_STATED GOAL_
Take every line from the listing below that contains "Louuain".

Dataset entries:
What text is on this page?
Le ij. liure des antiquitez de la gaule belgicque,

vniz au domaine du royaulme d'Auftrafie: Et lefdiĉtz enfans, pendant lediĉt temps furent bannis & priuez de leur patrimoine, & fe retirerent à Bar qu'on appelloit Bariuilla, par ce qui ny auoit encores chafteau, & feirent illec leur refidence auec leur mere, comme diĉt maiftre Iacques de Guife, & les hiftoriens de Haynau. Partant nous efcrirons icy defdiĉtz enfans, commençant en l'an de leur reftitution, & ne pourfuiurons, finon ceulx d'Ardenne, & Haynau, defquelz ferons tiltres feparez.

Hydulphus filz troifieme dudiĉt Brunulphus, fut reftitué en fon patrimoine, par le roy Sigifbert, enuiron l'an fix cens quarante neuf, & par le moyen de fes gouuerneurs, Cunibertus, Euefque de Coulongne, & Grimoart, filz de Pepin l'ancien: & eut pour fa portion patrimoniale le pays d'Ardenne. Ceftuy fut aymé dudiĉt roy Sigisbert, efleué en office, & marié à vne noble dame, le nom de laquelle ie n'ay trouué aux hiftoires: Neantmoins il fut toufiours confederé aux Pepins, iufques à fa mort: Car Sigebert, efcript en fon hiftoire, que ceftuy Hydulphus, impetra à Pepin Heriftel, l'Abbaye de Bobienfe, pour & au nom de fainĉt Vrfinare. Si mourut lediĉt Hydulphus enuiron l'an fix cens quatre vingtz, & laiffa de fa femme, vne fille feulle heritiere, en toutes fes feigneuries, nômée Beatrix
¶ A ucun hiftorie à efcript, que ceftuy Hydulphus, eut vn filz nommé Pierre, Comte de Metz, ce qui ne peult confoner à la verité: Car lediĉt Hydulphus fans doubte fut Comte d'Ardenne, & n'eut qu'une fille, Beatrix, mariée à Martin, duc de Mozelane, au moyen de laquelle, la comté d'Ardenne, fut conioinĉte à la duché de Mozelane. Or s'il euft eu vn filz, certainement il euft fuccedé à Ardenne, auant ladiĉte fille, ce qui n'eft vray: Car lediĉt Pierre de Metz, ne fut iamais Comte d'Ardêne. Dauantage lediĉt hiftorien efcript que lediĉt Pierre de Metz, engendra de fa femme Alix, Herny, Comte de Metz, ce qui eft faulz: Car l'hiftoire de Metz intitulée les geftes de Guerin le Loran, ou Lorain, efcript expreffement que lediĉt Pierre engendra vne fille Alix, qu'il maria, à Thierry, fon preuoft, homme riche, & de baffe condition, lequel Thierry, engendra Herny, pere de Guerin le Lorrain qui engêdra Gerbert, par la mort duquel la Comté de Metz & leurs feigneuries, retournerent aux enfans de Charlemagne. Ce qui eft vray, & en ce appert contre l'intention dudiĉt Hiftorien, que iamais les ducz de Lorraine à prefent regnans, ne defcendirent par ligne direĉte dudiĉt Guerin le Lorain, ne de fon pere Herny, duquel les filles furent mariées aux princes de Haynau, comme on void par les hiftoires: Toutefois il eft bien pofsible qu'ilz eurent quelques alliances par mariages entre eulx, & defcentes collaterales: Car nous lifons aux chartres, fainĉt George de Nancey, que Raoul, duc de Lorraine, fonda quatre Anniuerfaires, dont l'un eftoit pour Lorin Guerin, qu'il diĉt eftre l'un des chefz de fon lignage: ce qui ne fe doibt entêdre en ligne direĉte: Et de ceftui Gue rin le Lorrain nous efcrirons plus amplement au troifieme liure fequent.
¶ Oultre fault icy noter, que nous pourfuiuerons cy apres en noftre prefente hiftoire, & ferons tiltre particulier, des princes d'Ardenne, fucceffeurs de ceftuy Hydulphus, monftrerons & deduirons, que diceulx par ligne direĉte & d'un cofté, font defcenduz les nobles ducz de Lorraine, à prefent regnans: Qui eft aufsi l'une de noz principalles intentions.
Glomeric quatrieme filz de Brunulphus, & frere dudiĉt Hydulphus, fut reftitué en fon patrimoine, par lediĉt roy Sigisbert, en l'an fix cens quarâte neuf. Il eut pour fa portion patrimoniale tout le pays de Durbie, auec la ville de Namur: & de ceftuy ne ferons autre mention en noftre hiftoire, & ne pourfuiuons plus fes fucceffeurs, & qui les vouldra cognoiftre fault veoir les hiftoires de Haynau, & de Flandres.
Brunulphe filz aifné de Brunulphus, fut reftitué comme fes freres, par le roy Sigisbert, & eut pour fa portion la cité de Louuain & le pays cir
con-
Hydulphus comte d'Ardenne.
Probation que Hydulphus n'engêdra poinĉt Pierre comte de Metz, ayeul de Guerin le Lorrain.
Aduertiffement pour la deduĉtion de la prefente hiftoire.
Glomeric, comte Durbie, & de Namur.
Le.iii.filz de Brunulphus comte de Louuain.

_ANSWER TO THE TASK_
Brunulphe filz aifné de Brunulphus, fut reftitué comme fes freres, par le roy Sigisbert, & eut pour fa portion la cité de Louuain & le pays cir
Le.iii.filz de Brunulphus comte de Louuain.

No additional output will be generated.